■ What the task asks ■
Copy out every line in the entries below that includes "screenshot".

(Dataset records)
[BEGIN]

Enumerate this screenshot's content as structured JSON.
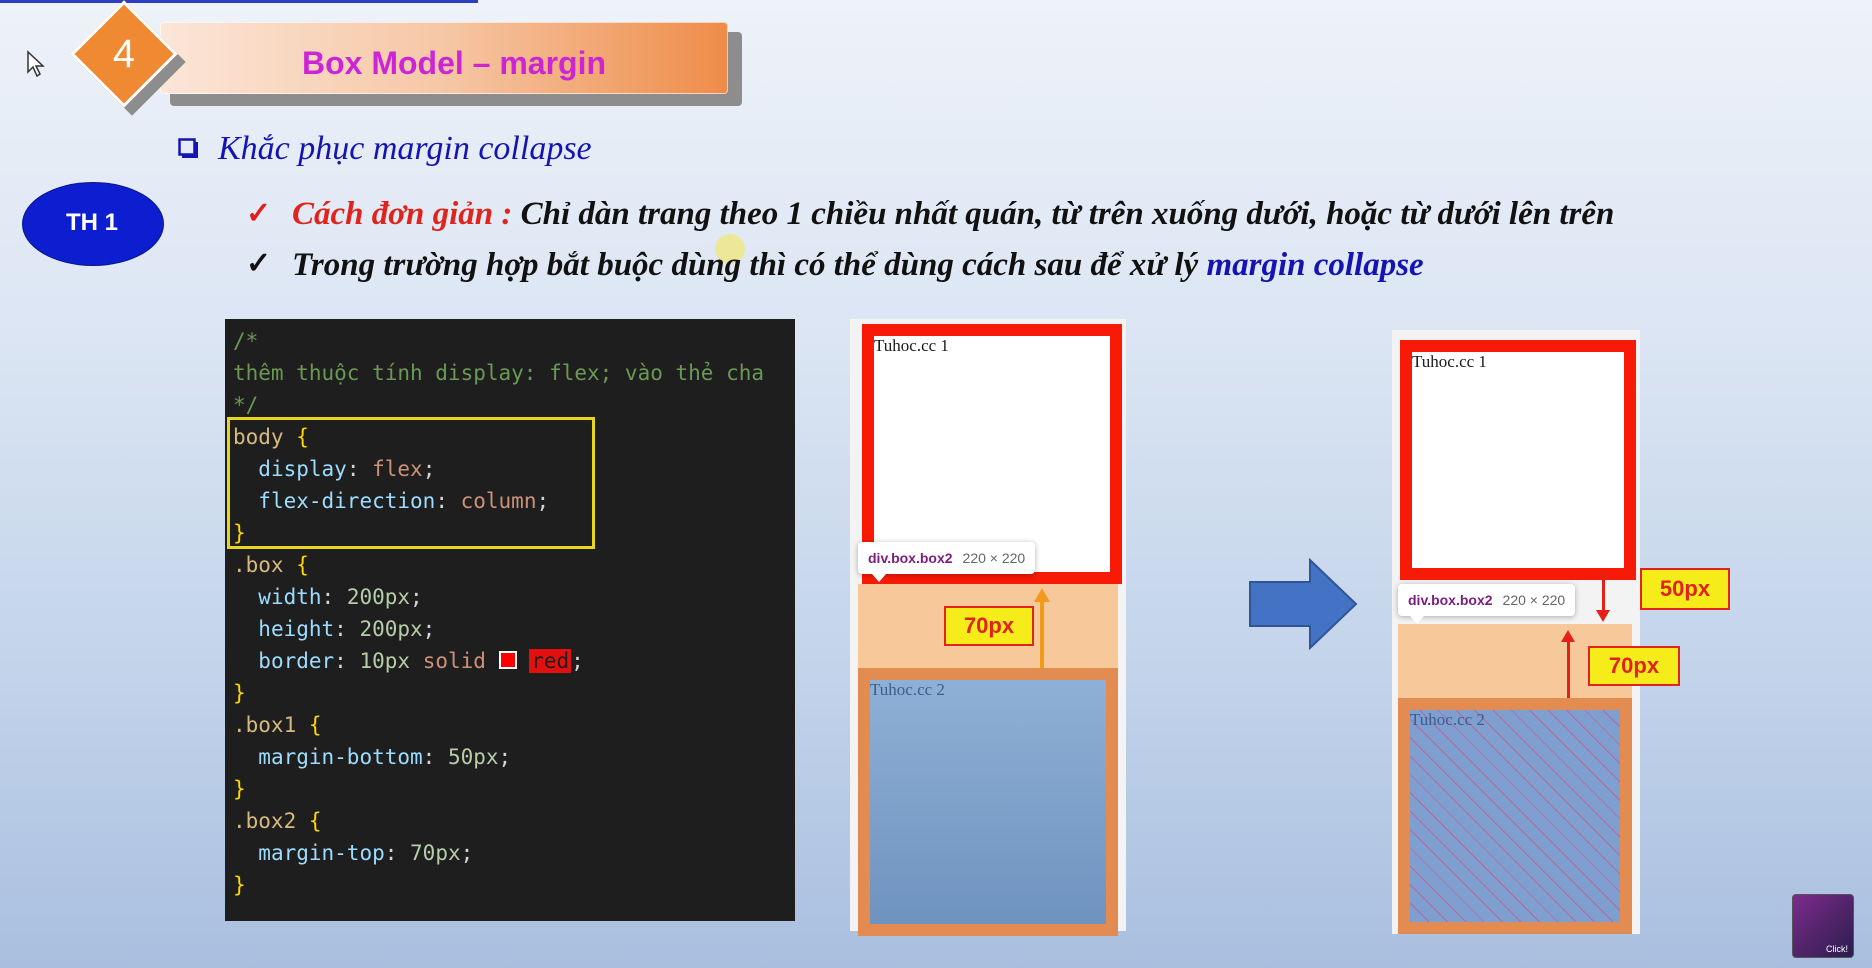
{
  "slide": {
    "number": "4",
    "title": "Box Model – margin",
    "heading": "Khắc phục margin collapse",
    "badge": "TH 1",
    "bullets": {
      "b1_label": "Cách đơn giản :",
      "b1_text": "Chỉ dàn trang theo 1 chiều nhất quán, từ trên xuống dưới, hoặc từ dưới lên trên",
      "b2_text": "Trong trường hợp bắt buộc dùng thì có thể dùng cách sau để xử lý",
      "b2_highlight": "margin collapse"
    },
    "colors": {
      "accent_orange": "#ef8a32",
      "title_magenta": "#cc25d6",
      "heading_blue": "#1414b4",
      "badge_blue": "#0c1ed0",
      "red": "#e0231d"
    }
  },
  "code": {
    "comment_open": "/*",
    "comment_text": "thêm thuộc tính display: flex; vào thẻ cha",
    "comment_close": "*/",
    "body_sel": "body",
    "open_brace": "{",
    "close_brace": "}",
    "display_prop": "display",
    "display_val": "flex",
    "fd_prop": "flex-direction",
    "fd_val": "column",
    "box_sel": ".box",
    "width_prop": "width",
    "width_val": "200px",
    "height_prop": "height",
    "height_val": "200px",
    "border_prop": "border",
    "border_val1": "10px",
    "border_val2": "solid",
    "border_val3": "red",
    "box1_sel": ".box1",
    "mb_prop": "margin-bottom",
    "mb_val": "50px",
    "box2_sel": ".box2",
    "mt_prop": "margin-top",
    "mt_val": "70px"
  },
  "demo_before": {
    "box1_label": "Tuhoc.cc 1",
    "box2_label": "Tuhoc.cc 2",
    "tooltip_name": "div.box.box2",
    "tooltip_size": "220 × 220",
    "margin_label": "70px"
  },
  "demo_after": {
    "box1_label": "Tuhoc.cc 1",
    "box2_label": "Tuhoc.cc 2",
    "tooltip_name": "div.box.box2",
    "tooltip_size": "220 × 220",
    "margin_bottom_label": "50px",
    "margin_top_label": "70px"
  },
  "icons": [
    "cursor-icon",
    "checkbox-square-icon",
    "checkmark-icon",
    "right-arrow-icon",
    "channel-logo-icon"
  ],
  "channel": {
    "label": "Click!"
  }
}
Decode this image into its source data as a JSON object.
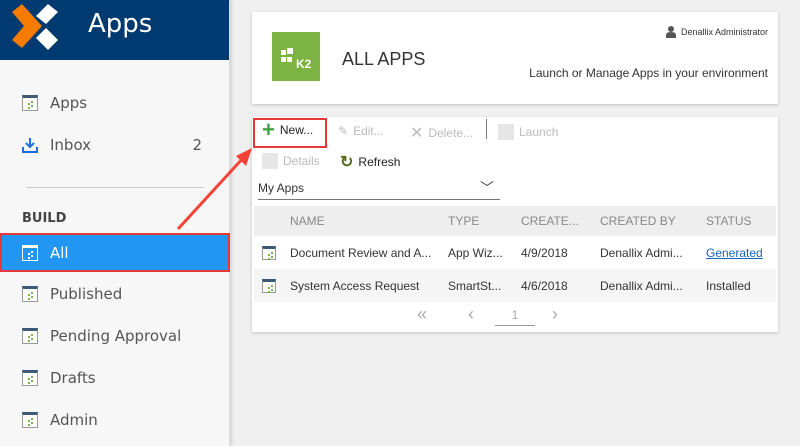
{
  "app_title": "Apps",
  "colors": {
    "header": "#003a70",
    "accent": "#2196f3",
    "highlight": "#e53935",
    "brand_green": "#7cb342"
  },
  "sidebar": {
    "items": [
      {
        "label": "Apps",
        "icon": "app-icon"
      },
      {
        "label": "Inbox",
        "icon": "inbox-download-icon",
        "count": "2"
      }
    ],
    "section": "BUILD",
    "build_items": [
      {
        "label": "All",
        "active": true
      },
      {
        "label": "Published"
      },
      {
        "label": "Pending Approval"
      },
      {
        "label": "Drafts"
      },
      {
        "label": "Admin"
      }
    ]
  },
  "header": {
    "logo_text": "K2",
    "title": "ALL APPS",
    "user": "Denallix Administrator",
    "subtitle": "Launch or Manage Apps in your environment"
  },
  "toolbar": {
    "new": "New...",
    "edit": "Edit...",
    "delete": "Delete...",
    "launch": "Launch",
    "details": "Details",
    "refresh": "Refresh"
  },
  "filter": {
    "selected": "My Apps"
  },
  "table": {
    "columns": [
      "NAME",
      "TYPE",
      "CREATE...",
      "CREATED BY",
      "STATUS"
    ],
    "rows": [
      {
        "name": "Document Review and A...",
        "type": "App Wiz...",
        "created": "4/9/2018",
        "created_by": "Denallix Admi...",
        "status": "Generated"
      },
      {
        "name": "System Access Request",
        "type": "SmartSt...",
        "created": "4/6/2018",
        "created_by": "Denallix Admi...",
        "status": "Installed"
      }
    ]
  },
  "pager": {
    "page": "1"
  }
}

[END]
[BEGIN]

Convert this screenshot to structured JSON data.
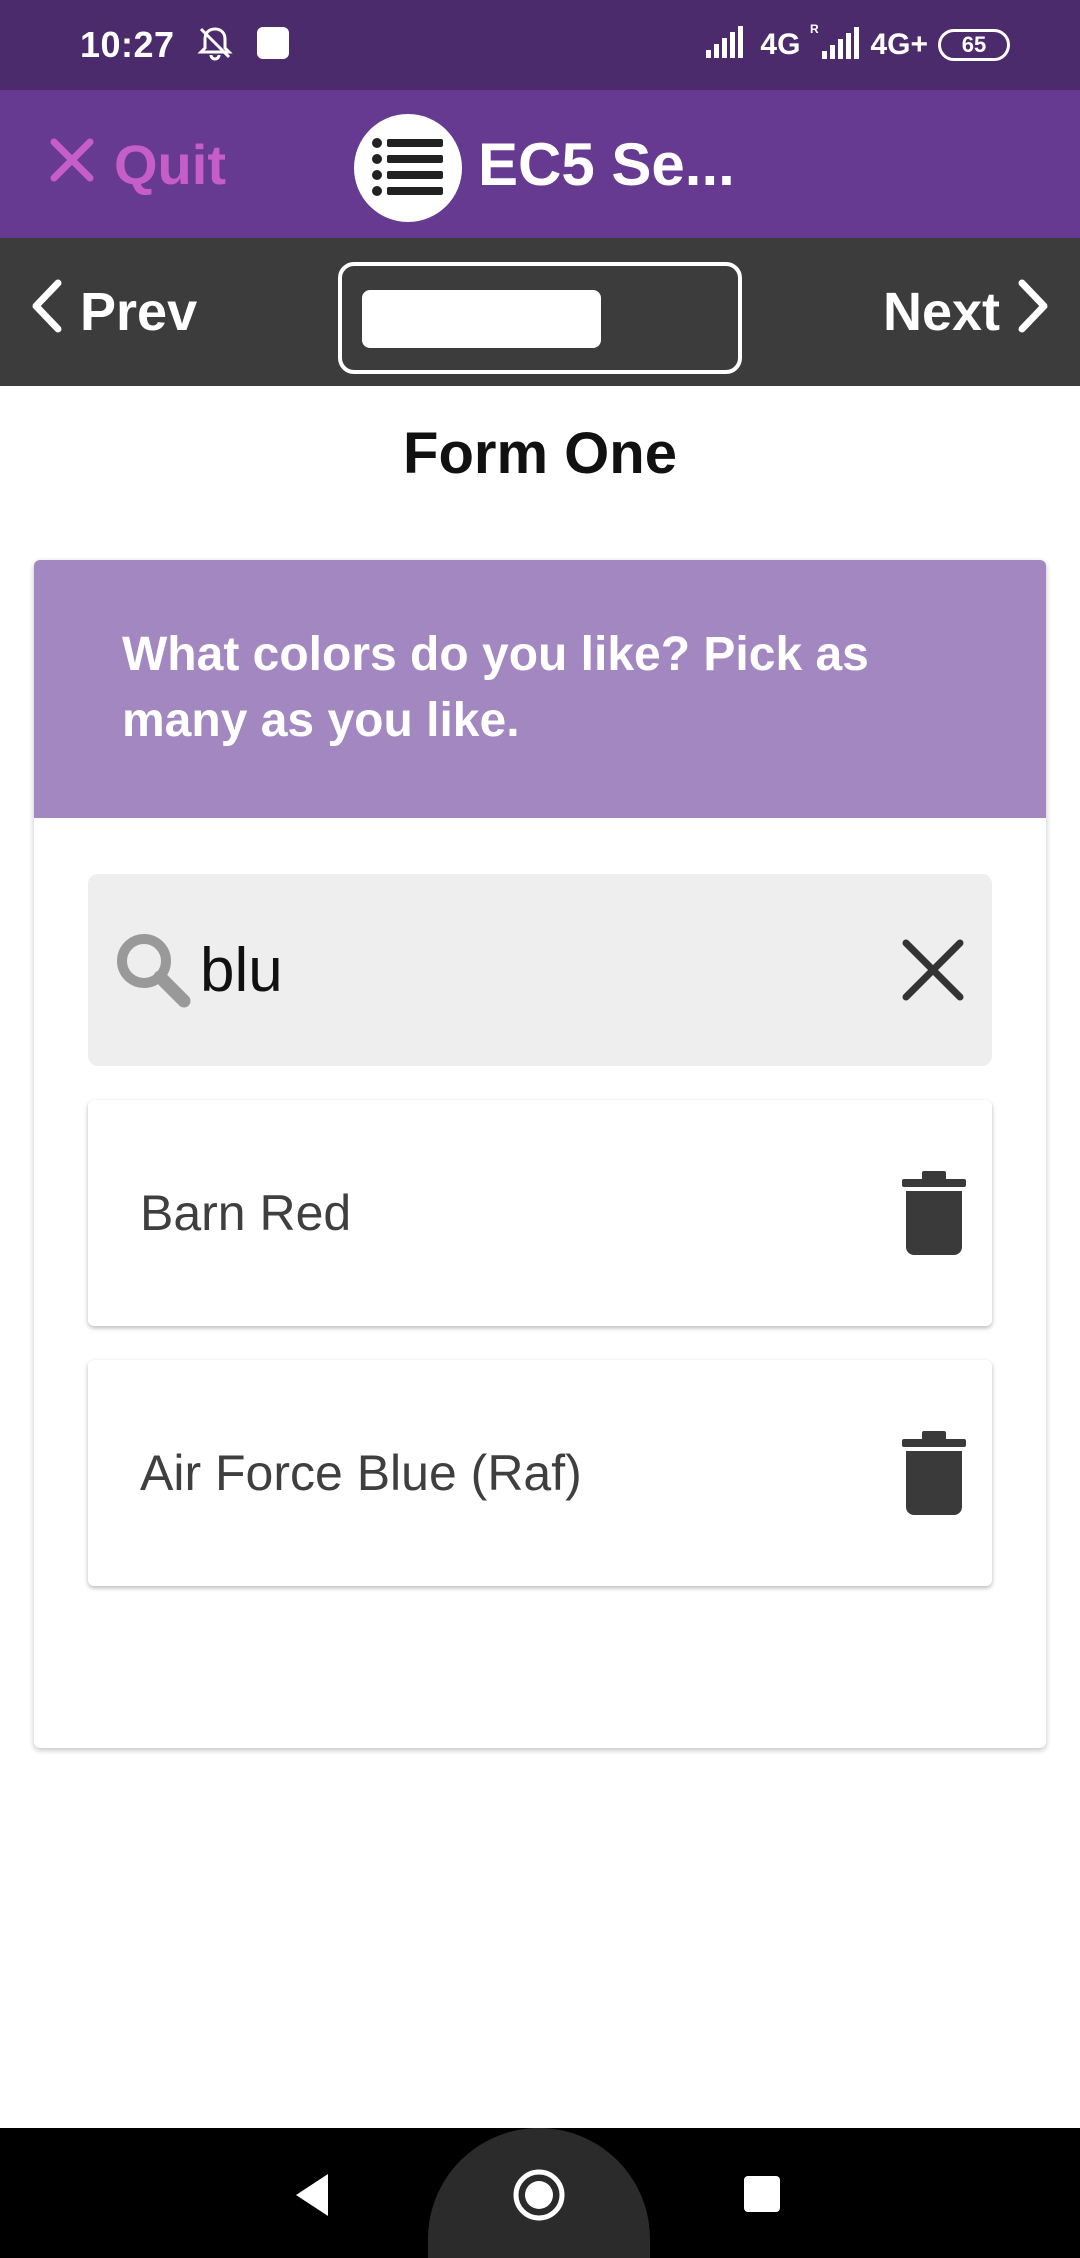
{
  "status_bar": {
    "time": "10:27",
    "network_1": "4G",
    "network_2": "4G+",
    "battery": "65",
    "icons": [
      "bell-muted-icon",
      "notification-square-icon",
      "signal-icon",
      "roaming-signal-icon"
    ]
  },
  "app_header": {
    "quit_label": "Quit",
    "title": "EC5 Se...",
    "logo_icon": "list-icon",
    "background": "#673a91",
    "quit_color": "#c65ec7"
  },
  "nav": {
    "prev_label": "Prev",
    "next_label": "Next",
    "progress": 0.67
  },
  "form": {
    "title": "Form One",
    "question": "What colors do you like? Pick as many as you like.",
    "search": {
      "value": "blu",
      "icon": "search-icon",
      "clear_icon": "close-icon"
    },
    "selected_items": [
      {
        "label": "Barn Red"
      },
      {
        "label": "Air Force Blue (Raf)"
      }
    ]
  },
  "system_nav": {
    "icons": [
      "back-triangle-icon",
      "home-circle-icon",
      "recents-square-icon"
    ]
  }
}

[END]

■ Result of this exercise ■
Enumerate this screenshot's content as structured JSON.
Convert this screenshot to structured JSON data.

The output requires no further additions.